WHAT YOU HAVE TO DO: Copy each line below that includes "EAST".

SUPPLIED RECORDS:
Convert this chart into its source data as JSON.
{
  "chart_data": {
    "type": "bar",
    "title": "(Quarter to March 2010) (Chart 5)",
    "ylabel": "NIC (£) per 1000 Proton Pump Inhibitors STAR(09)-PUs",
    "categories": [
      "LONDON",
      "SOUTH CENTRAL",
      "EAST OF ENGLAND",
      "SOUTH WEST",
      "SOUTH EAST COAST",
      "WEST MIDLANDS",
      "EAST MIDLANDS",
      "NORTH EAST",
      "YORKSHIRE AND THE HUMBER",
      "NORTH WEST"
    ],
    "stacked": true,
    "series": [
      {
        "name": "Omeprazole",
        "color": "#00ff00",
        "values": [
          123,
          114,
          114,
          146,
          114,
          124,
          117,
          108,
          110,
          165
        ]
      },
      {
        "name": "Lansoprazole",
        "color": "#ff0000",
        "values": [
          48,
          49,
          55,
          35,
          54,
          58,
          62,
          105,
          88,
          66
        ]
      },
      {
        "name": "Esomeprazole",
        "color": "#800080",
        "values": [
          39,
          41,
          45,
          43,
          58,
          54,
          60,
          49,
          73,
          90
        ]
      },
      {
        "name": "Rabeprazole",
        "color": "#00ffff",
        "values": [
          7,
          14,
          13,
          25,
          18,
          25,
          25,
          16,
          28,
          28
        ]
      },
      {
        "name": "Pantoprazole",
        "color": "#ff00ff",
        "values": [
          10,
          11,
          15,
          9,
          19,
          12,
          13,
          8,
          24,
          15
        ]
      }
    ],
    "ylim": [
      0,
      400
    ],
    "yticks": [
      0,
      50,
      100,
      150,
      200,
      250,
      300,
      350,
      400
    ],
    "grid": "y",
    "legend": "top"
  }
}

SOLUTION FOR THIS TASK:
      "EAST OF ENGLAND",
      "SOUTH EAST COAST",
      "EAST MIDLANDS",
      "NORTH EAST",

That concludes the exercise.